Below are the records. Gather each line that holds "Interoperability".
-- START --
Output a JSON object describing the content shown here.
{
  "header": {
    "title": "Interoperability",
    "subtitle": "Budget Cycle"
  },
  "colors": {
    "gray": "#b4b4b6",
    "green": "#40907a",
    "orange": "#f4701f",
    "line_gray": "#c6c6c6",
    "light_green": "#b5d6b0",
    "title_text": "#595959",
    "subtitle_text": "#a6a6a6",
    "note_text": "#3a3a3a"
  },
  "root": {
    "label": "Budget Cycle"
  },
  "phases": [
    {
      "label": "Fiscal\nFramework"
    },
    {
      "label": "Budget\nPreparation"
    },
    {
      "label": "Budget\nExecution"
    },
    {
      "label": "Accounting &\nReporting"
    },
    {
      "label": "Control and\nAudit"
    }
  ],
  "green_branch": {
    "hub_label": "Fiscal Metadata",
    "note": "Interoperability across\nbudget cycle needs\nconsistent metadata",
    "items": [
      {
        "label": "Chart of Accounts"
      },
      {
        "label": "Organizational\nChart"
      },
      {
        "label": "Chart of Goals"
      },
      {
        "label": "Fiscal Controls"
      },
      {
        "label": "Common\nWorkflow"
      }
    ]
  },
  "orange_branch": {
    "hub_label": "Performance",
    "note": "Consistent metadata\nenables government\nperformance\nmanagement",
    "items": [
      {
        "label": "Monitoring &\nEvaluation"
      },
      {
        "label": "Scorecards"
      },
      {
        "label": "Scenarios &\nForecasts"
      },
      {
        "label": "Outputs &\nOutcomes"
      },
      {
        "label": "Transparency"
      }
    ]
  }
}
-- END --
-- START --
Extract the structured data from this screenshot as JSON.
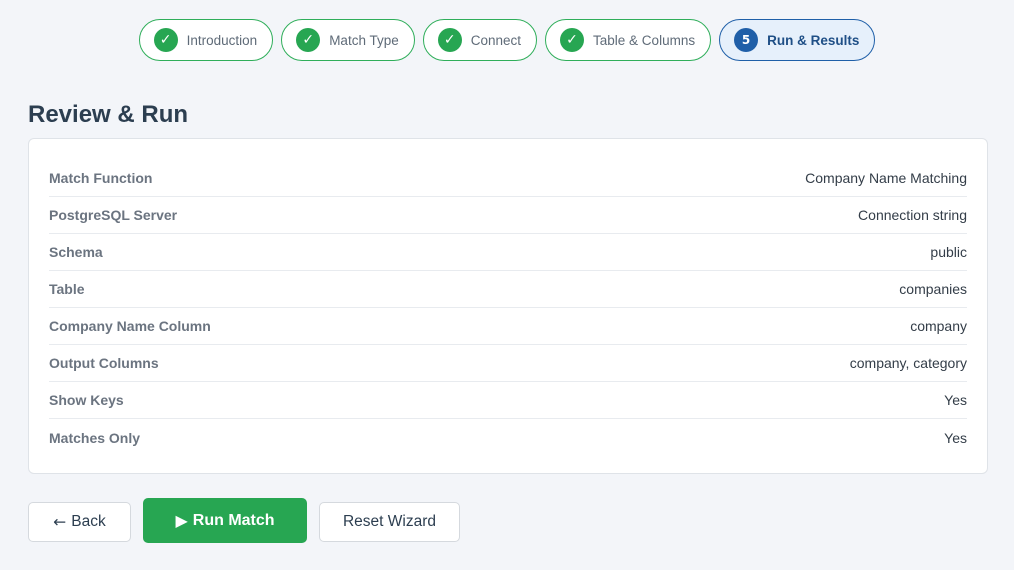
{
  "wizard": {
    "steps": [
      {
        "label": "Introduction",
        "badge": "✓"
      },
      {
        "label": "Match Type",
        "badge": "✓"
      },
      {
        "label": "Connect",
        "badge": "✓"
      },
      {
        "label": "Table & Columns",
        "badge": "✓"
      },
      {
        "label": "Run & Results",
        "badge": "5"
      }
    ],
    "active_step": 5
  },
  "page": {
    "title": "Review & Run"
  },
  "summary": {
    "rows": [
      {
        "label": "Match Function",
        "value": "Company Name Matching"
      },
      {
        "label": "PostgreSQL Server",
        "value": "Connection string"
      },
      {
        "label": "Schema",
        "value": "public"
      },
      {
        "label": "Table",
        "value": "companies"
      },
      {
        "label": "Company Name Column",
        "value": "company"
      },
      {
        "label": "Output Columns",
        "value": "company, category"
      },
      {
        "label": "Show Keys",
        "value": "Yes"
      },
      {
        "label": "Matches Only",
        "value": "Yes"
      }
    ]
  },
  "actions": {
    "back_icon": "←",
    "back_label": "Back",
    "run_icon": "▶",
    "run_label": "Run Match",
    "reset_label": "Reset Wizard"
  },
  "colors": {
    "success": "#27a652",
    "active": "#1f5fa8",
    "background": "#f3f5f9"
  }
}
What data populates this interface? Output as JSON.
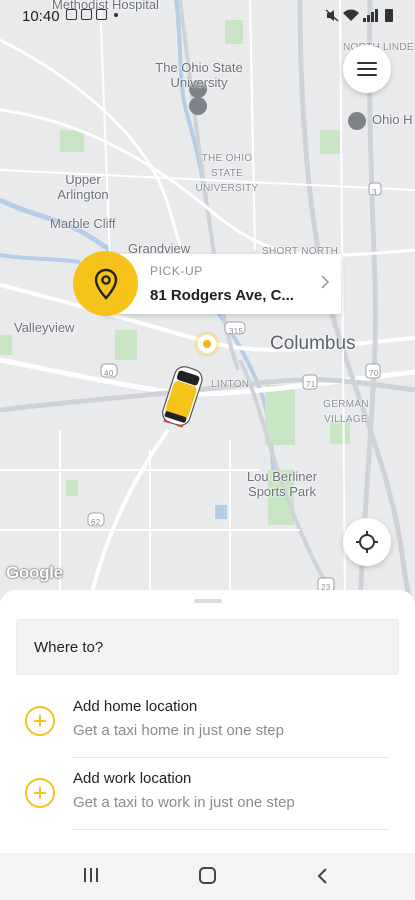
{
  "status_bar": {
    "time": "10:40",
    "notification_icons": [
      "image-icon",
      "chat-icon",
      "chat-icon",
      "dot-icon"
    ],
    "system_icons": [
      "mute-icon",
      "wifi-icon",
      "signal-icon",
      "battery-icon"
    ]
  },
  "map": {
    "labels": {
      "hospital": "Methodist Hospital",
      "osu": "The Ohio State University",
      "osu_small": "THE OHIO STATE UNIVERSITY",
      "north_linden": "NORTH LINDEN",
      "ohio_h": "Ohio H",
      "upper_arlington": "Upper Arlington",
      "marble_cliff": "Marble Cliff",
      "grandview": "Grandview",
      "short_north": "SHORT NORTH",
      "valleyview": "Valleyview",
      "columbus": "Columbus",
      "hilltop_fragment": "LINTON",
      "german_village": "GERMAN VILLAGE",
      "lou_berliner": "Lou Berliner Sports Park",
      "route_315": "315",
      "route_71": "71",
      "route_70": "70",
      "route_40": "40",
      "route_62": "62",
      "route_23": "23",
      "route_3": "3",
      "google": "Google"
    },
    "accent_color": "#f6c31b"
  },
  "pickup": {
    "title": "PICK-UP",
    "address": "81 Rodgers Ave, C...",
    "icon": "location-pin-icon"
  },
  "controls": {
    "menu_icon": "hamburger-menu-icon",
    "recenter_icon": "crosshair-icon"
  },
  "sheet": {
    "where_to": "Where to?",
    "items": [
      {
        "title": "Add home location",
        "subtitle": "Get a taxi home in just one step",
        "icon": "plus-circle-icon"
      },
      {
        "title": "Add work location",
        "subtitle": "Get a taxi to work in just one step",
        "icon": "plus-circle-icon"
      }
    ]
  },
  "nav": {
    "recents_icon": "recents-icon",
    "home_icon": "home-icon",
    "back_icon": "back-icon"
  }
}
-- END --
FINISHED EXERCISE
    "title": "Interoperability",
    "note": "Interoperability across\nbudget cycle needs\nconsistent metadata",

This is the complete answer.